-- Materials provided --
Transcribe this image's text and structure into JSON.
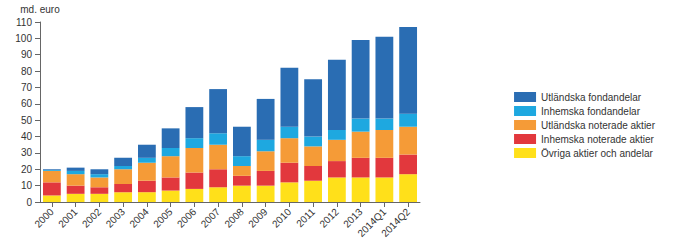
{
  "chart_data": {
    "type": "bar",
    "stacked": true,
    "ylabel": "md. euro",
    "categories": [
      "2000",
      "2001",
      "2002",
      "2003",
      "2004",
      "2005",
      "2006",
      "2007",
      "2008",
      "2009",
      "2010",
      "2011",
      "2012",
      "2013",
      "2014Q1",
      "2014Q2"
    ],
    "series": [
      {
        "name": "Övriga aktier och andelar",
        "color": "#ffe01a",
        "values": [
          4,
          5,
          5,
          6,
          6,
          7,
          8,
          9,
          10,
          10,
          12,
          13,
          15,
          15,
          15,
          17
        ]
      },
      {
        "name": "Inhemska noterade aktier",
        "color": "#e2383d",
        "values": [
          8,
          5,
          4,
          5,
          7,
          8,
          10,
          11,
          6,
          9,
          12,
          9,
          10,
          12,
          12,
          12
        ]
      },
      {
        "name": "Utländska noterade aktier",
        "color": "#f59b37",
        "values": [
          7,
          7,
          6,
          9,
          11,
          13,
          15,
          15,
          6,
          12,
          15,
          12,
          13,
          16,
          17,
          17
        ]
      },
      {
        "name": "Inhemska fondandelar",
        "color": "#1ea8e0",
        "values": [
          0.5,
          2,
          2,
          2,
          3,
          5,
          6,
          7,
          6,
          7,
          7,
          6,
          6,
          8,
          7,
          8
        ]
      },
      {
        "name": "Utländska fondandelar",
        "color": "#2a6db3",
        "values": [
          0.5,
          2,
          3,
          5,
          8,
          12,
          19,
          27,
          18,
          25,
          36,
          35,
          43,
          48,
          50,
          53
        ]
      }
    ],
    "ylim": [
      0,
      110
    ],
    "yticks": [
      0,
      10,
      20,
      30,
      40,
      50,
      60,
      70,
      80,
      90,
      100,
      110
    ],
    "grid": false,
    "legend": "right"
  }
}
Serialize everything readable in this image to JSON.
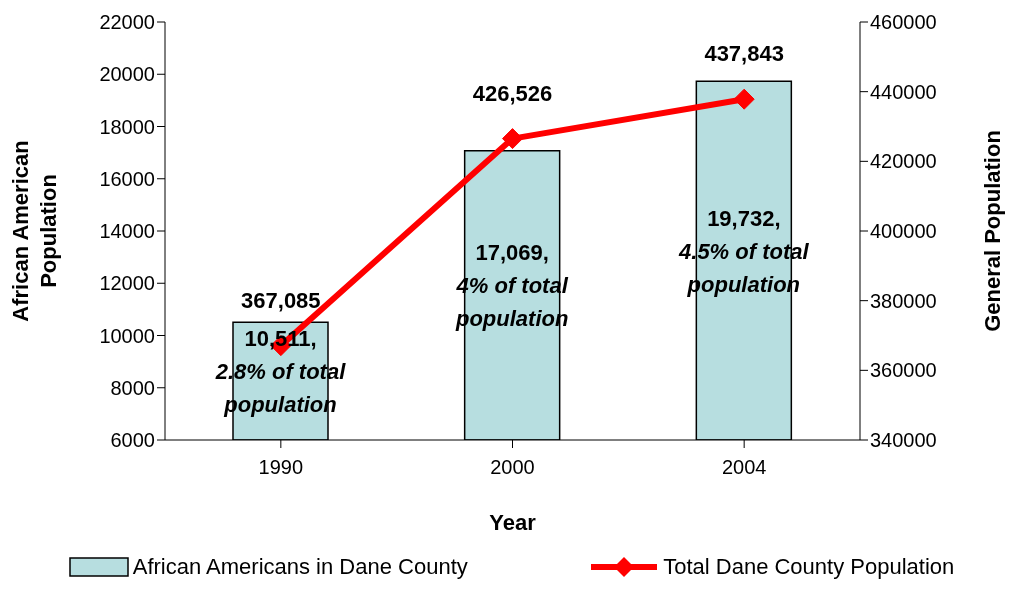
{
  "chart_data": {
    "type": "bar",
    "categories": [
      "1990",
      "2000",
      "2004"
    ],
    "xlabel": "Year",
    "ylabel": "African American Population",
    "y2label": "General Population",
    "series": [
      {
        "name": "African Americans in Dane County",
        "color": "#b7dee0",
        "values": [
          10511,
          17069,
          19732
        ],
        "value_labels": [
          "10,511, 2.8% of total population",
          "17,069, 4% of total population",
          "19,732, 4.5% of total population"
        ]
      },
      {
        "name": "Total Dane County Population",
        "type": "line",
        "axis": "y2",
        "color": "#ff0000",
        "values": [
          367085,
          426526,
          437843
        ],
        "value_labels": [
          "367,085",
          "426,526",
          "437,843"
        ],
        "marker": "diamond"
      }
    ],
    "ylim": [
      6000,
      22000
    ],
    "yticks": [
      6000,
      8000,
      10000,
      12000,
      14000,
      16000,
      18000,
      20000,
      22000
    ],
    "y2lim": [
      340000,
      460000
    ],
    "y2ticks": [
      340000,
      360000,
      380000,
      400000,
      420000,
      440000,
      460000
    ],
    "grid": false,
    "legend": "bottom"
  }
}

-- What is being asked --
Every record above should be transcribed exactly; the pictures stay out of the copy.

-- Task answer --
Transcribe this image's text and structure into JSON.
{
  "chart_data": {
    "type": "bar",
    "stacked": true,
    "ylabel": "md. euro",
    "categories": [
      "2000",
      "2001",
      "2002",
      "2003",
      "2004",
      "2005",
      "2006",
      "2007",
      "2008",
      "2009",
      "2010",
      "2011",
      "2012",
      "2013",
      "2014Q1",
      "2014Q2"
    ],
    "series": [
      {
        "name": "Övriga aktier och andelar",
        "color": "#ffe01a",
        "values": [
          4,
          5,
          5,
          6,
          6,
          7,
          8,
          9,
          10,
          10,
          12,
          13,
          15,
          15,
          15,
          17
        ]
      },
      {
        "name": "Inhemska noterade aktier",
        "color": "#e2383d",
        "values": [
          8,
          5,
          4,
          5,
          7,
          8,
          10,
          11,
          6,
          9,
          12,
          9,
          10,
          12,
          12,
          12
        ]
      },
      {
        "name": "Utländska noterade aktier",
        "color": "#f59b37",
        "values": [
          7,
          7,
          6,
          9,
          11,
          13,
          15,
          15,
          6,
          12,
          15,
          12,
          13,
          16,
          17,
          17
        ]
      },
      {
        "name": "Inhemska fondandelar",
        "color": "#1ea8e0",
        "values": [
          0.5,
          2,
          2,
          2,
          3,
          5,
          6,
          7,
          6,
          7,
          7,
          6,
          6,
          8,
          7,
          8
        ]
      },
      {
        "name": "Utländska fondandelar",
        "color": "#2a6db3",
        "values": [
          0.5,
          2,
          3,
          5,
          8,
          12,
          19,
          27,
          18,
          25,
          36,
          35,
          43,
          48,
          50,
          53
        ]
      }
    ],
    "ylim": [
      0,
      110
    ],
    "yticks": [
      0,
      10,
      20,
      30,
      40,
      50,
      60,
      70,
      80,
      90,
      100,
      110
    ],
    "grid": false,
    "legend": "right"
  }
}
Serialize everything readable in this image to JSON.
{
  "chart_data": {
    "type": "bar",
    "categories": [
      "1990",
      "2000",
      "2004"
    ],
    "xlabel": "Year",
    "ylabel": "African American Population",
    "y2label": "General Population",
    "series": [
      {
        "name": "African Americans in Dane County",
        "color": "#b7dee0",
        "values": [
          10511,
          17069,
          19732
        ],
        "value_labels": [
          "10,511, 2.8% of total population",
          "17,069, 4% of total population",
          "19,732, 4.5% of total population"
        ]
      },
      {
        "name": "Total Dane County Population",
        "type": "line",
        "axis": "y2",
        "color": "#ff0000",
        "values": [
          367085,
          426526,
          437843
        ],
        "value_labels": [
          "367,085",
          "426,526",
          "437,843"
        ],
        "marker": "diamond"
      }
    ],
    "ylim": [
      6000,
      22000
    ],
    "yticks": [
      6000,
      8000,
      10000,
      12000,
      14000,
      16000,
      18000,
      20000,
      22000
    ],
    "y2lim": [
      340000,
      460000
    ],
    "y2ticks": [
      340000,
      360000,
      380000,
      400000,
      420000,
      440000,
      460000
    ],
    "grid": false,
    "legend": "bottom"
  }
}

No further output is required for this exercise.